> _What the task asks_: Your task is to print every entry below exactly as given.

Figure record listings
****************************************

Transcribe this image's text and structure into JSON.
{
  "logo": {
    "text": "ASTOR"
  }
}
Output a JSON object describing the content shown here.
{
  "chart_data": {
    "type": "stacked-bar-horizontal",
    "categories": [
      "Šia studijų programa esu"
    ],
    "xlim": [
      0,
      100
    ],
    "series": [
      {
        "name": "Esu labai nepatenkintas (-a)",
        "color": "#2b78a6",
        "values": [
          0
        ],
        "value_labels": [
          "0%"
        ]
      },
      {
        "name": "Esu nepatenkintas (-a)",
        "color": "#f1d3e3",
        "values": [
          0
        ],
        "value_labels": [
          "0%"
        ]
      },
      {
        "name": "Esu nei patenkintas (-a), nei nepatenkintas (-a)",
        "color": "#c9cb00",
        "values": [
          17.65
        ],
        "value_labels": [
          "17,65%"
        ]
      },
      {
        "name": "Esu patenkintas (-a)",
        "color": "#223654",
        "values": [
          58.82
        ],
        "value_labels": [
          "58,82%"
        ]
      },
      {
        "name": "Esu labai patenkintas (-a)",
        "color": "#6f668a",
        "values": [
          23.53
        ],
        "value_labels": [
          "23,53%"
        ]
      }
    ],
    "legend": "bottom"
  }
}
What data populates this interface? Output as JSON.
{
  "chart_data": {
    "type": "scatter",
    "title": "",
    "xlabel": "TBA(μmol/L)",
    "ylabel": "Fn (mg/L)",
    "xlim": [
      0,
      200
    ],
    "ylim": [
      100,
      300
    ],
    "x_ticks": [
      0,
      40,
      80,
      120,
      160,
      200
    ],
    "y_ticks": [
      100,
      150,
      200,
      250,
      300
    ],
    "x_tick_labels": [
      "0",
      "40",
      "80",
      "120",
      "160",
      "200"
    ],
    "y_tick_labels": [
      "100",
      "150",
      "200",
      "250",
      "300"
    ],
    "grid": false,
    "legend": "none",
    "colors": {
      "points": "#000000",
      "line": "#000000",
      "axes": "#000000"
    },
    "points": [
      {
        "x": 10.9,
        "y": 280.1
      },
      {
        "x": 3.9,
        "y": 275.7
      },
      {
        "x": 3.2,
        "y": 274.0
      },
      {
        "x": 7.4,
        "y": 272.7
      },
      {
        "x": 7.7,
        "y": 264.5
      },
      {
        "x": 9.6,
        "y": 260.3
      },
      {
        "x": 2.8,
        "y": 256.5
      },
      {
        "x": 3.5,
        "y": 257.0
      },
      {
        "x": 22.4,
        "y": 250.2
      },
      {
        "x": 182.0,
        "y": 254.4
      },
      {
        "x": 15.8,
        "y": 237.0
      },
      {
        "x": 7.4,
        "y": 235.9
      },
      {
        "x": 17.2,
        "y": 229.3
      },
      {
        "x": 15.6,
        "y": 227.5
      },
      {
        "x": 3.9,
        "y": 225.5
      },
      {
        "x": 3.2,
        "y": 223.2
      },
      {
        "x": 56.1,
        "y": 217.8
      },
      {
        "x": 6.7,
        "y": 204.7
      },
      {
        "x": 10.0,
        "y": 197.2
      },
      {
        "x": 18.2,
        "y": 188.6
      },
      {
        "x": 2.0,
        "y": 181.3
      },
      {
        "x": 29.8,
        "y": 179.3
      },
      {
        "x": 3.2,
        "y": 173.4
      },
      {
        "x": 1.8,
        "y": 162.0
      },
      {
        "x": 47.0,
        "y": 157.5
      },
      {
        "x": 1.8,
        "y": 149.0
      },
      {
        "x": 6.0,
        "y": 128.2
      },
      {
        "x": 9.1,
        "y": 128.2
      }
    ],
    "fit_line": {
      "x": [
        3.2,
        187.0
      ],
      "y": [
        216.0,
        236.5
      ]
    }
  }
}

****************************************

> _In response_:
Transcribe this image's text and structure into JSON.
{
  "logo": {
    "text": "ASTOR"
  }
}
Output a JSON object describing the content shown here.
{
  "chart_data": {
    "type": "stacked-bar-horizontal",
    "categories": [
      "Šia studijų programa esu"
    ],
    "xlim": [
      0,
      100
    ],
    "series": [
      {
        "name": "Esu labai nepatenkintas (-a)",
        "color": "#2b78a6",
        "values": [
          0
        ],
        "value_labels": [
          "0%"
        ]
      },
      {
        "name": "Esu nepatenkintas (-a)",
        "color": "#f1d3e3",
        "values": [
          0
        ],
        "value_labels": [
          "0%"
        ]
      },
      {
        "name": "Esu nei patenkintas (-a), nei nepatenkintas (-a)",
        "color": "#c9cb00",
        "values": [
          17.65
        ],
        "value_labels": [
          "17,65%"
        ]
      },
      {
        "name": "Esu patenkintas (-a)",
        "color": "#223654",
        "values": [
          58.82
        ],
        "value_labels": [
          "58,82%"
        ]
      },
      {
        "name": "Esu labai patenkintas (-a)",
        "color": "#6f668a",
        "values": [
          23.53
        ],
        "value_labels": [
          "23,53%"
        ]
      }
    ],
    "legend": "bottom"
  }
}
What data populates this interface? Output as JSON.
{
  "chart_data": {
    "type": "scatter",
    "title": "",
    "xlabel": "TBA(μmol/L)",
    "ylabel": "Fn (mg/L)",
    "xlim": [
      0,
      200
    ],
    "ylim": [
      100,
      300
    ],
    "x_ticks": [
      0,
      40,
      80,
      120,
      160,
      200
    ],
    "y_ticks": [
      100,
      150,
      200,
      250,
      300
    ],
    "x_tick_labels": [
      "0",
      "40",
      "80",
      "120",
      "160",
      "200"
    ],
    "y_tick_labels": [
      "100",
      "150",
      "200",
      "250",
      "300"
    ],
    "grid": false,
    "legend": "none",
    "colors": {
      "points": "#000000",
      "line": "#000000",
      "axes": "#000000"
    },
    "points": [
      {
        "x": 10.9,
        "y": 280.1
      },
      {
        "x": 3.9,
        "y": 275.7
      },
      {
        "x": 3.2,
        "y": 274.0
      },
      {
        "x": 7.4,
        "y": 272.7
      },
      {
        "x": 7.7,
        "y": 264.5
      },
      {
        "x": 9.6,
        "y": 260.3
      },
      {
        "x": 2.8,
        "y": 256.5
      },
      {
        "x": 3.5,
        "y": 257.0
      },
      {
        "x": 22.4,
        "y": 250.2
      },
      {
        "x": 182.0,
        "y": 254.4
      },
      {
        "x": 15.8,
        "y": 237.0
      },
      {
        "x": 7.4,
        "y": 235.9
      },
      {
        "x": 17.2,
        "y": 229.3
      },
      {
        "x": 15.6,
        "y": 227.5
      },
      {
        "x": 3.9,
        "y": 225.5
      },
      {
        "x": 3.2,
        "y": 223.2
      },
      {
        "x": 56.1,
        "y": 217.8
      },
      {
        "x": 6.7,
        "y": 204.7
      },
      {
        "x": 10.0,
        "y": 197.2
      },
      {
        "x": 18.2,
        "y": 188.6
      },
      {
        "x": 2.0,
        "y": 181.3
      },
      {
        "x": 29.8,
        "y": 179.3
      },
      {
        "x": 3.2,
        "y": 173.4
      },
      {
        "x": 1.8,
        "y": 162.0
      },
      {
        "x": 47.0,
        "y": 157.5
      },
      {
        "x": 1.8,
        "y": 149.0
      },
      {
        "x": 6.0,
        "y": 128.2
      },
      {
        "x": 9.1,
        "y": 128.2
      }
    ],
    "fit_line": {
      "x": [
        3.2,
        187.0
      ],
      "y": [
        216.0,
        236.5
      ]
    }
  }
}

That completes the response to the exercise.